(Dataset excerpts):
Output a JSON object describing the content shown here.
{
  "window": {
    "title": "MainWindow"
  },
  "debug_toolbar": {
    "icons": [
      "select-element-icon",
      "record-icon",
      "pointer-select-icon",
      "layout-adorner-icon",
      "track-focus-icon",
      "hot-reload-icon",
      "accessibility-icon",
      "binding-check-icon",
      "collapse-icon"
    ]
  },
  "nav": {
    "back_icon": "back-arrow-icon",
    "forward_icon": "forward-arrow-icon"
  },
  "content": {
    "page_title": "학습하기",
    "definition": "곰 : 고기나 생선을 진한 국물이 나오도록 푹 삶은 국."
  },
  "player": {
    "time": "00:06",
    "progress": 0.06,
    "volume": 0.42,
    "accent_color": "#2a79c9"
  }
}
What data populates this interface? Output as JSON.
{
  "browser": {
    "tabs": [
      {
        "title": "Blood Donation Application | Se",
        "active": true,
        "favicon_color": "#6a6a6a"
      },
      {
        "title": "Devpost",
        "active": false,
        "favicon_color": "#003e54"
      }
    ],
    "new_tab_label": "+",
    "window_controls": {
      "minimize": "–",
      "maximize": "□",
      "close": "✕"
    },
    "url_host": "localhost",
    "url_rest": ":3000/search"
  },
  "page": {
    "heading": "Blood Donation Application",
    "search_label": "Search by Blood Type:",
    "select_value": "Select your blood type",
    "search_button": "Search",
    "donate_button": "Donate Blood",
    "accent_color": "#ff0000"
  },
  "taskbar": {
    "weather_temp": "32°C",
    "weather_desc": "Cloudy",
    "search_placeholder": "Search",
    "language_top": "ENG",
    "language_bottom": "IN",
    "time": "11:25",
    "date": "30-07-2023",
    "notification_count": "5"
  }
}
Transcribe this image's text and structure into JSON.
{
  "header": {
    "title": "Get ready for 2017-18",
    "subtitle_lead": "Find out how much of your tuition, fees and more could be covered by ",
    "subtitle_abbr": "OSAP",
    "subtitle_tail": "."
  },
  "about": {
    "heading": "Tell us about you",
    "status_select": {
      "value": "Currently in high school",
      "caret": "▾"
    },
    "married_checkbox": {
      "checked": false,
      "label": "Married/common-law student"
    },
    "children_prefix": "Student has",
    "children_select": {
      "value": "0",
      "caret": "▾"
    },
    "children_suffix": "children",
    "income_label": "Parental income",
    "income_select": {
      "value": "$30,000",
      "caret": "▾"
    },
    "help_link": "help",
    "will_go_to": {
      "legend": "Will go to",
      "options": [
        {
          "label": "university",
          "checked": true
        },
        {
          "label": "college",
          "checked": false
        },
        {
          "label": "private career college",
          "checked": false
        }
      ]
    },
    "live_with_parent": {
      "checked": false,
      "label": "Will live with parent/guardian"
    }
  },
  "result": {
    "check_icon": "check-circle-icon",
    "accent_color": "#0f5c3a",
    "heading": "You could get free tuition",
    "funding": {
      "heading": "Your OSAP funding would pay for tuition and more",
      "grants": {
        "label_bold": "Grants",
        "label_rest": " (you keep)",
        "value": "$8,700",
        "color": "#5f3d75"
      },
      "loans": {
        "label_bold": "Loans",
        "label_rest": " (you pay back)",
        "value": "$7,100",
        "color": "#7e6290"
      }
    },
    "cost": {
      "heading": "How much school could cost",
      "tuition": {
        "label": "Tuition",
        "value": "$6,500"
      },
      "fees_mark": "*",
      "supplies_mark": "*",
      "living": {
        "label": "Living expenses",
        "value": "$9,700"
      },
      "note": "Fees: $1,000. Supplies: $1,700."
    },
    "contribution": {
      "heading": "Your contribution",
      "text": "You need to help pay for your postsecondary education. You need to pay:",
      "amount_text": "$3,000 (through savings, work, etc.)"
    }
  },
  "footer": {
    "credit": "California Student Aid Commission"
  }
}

(OBJECTIVE):
Reproduce the entries above exactly.

(WRITTEN REPLY):
Output a JSON object describing the content shown here.
{
  "window": {
    "title": "MainWindow"
  },
  "debug_toolbar": {
    "icons": [
      "select-element-icon",
      "record-icon",
      "pointer-select-icon",
      "layout-adorner-icon",
      "track-focus-icon",
      "hot-reload-icon",
      "accessibility-icon",
      "binding-check-icon",
      "collapse-icon"
    ]
  },
  "nav": {
    "back_icon": "back-arrow-icon",
    "forward_icon": "forward-arrow-icon"
  },
  "content": {
    "page_title": "학습하기",
    "definition": "곰 : 고기나 생선을 진한 국물이 나오도록 푹 삶은 국."
  },
  "player": {
    "time": "00:06",
    "progress": 0.06,
    "volume": 0.42,
    "accent_color": "#2a79c9"
  }
}
What data populates this interface? Output as JSON.
{
  "browser": {
    "tabs": [
      {
        "title": "Blood Donation Application | Se",
        "active": true,
        "favicon_color": "#6a6a6a"
      },
      {
        "title": "Devpost",
        "active": false,
        "favicon_color": "#003e54"
      }
    ],
    "new_tab_label": "+",
    "window_controls": {
      "minimize": "–",
      "maximize": "□",
      "close": "✕"
    },
    "url_host": "localhost",
    "url_rest": ":3000/search"
  },
  "page": {
    "heading": "Blood Donation Application",
    "search_label": "Search by Blood Type:",
    "select_value": "Select your blood type",
    "search_button": "Search",
    "donate_button": "Donate Blood",
    "accent_color": "#ff0000"
  },
  "taskbar": {
    "weather_temp": "32°C",
    "weather_desc": "Cloudy",
    "search_placeholder": "Search",
    "language_top": "ENG",
    "language_bottom": "IN",
    "time": "11:25",
    "date": "30-07-2023",
    "notification_count": "5"
  }
}
Transcribe this image's text and structure into JSON.
{
  "header": {
    "title": "Get ready for 2017-18",
    "subtitle_lead": "Find out how much of your tuition, fees and more could be covered by ",
    "subtitle_abbr": "OSAP",
    "subtitle_tail": "."
  },
  "about": {
    "heading": "Tell us about you",
    "status_select": {
      "value": "Currently in high school",
      "caret": "▾"
    },
    "married_checkbox": {
      "checked": false,
      "label": "Married/common-law student"
    },
    "children_prefix": "Student has",
    "children_select": {
      "value": "0",
      "caret": "▾"
    },
    "children_suffix": "children",
    "income_label": "Parental income",
    "income_select": {
      "value": "$30,000",
      "caret": "▾"
    },
    "help_link": "help",
    "will_go_to": {
      "legend": "Will go to",
      "options": [
        {
          "label": "university",
          "checked": true
        },
        {
          "label": "college",
          "checked": false
        },
        {
          "label": "private career college",
          "checked": false
        }
      ]
    },
    "live_with_parent": {
      "checked": false,
      "label": "Will live with parent/guardian"
    }
  },
  "result": {
    "check_icon": "check-circle-icon",
    "accent_color": "#0f5c3a",
    "heading": "You could get free tuition",
    "funding": {
      "heading": "Your OSAP funding would pay for tuition and more",
      "grants": {
        "label_bold": "Grants",
        "label_rest": " (you keep)",
        "value": "$8,700",
        "color": "#5f3d75"
      },
      "loans": {
        "label_bold": "Loans",
        "label_rest": " (you pay back)",
        "value": "$7,100",
        "color": "#7e6290"
      }
    },
    "cost": {
      "heading": "How much school could cost",
      "tuition": {
        "label": "Tuition",
        "value": "$6,500"
      },
      "fees_mark": "*",
      "supplies_mark": "*",
      "living": {
        "label": "Living expenses",
        "value": "$9,700"
      },
      "note": "Fees: $1,000. Supplies: $1,700."
    },
    "contribution": {
      "heading": "Your contribution",
      "text": "You need to help pay for your postsecondary education. You need to pay:",
      "amount_text": "$3,000 (through savings, work, etc.)"
    }
  },
  "footer": {
    "credit": "California Student Aid Commission"
  }
}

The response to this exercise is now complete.